Here are records with pictures in them. Copy all of them exactly and leave the pictures out.

**Provided data**:
►

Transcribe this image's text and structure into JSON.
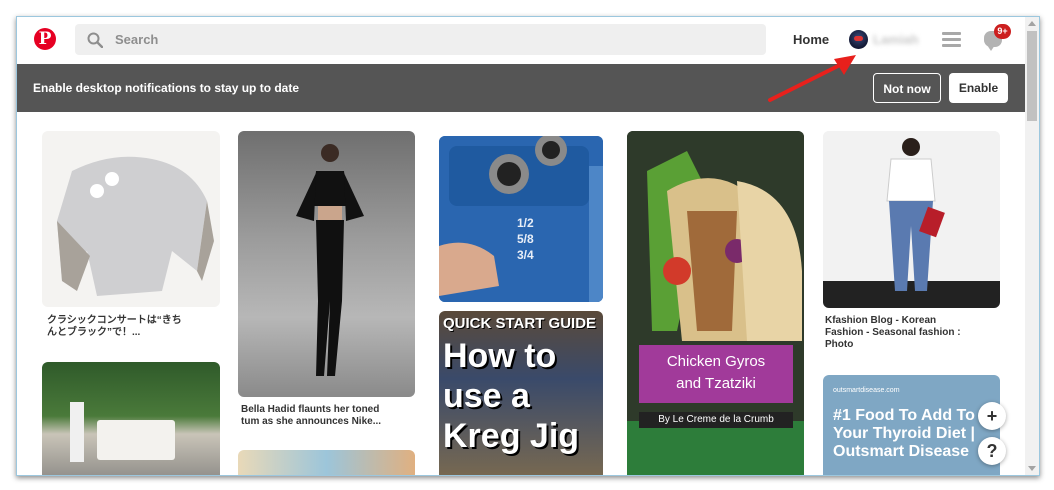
{
  "topbar": {
    "search_placeholder": "Search",
    "home_label": "Home",
    "username": "Lamiah",
    "notification_count": "9+"
  },
  "banner": {
    "message": "Enable desktop notifications to stay up to date",
    "not_now_label": "Not now",
    "enable_label": "Enable"
  },
  "pins": {
    "sweater_caption_1": "クラシックコンサートは“きち",
    "sweater_caption_2": "んとブラック”で！...",
    "bella_caption_1": "Bella Hadid flaunts her toned",
    "bella_caption_2": "tum as she announces Nike...",
    "kreg_marks": [
      "1/2",
      "5/8",
      "3/4"
    ],
    "kreg_heading": "QUICK START GUIDE",
    "kreg_title_lines": [
      "How to",
      "use a",
      "Kreg Jig"
    ],
    "gyros_title_1": "Chicken Gyros",
    "gyros_title_2": "and Tzatziki",
    "gyros_byline": "By Le Creme de la Crumb",
    "kfashion_caption_1": "Kfashion Blog - Korean",
    "kfashion_caption_2": "Fashion - Seasonal fashion :",
    "kfashion_caption_3": "Photo",
    "thyroid_site": "outsmartdisease.com",
    "thyroid_title": "#1 Food To Add To Your Thyroid Diet | Outsmart Disease"
  },
  "fab": {
    "add": "+",
    "help": "?"
  },
  "colors": {
    "brand": "#e60023",
    "banner_bg": "#555555",
    "annotation_arrow": "#e8201c"
  }
}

◄

**Full solution**:
Transcribe this image's text and structure into JSON.
{
  "topbar": {
    "search_placeholder": "Search",
    "home_label": "Home",
    "username": "Lamiah",
    "notification_count": "9+"
  },
  "banner": {
    "message": "Enable desktop notifications to stay up to date",
    "not_now_label": "Not now",
    "enable_label": "Enable"
  },
  "pins": {
    "sweater_caption_1": "クラシックコンサートは“きち",
    "sweater_caption_2": "んとブラック”で！...",
    "bella_caption_1": "Bella Hadid flaunts her toned",
    "bella_caption_2": "tum as she announces Nike...",
    "kreg_marks": [
      "1/2",
      "5/8",
      "3/4"
    ],
    "kreg_heading": "QUICK START GUIDE",
    "kreg_title_lines": [
      "How to",
      "use a",
      "Kreg Jig"
    ],
    "gyros_title_1": "Chicken Gyros",
    "gyros_title_2": "and Tzatziki",
    "gyros_byline": "By Le Creme de la Crumb",
    "kfashion_caption_1": "Kfashion Blog - Korean",
    "kfashion_caption_2": "Fashion - Seasonal fashion :",
    "kfashion_caption_3": "Photo",
    "thyroid_site": "outsmartdisease.com",
    "thyroid_title": "#1 Food To Add To Your Thyroid Diet | Outsmart Disease"
  },
  "fab": {
    "add": "+",
    "help": "?"
  },
  "colors": {
    "brand": "#e60023",
    "banner_bg": "#555555",
    "annotation_arrow": "#e8201c"
  }
}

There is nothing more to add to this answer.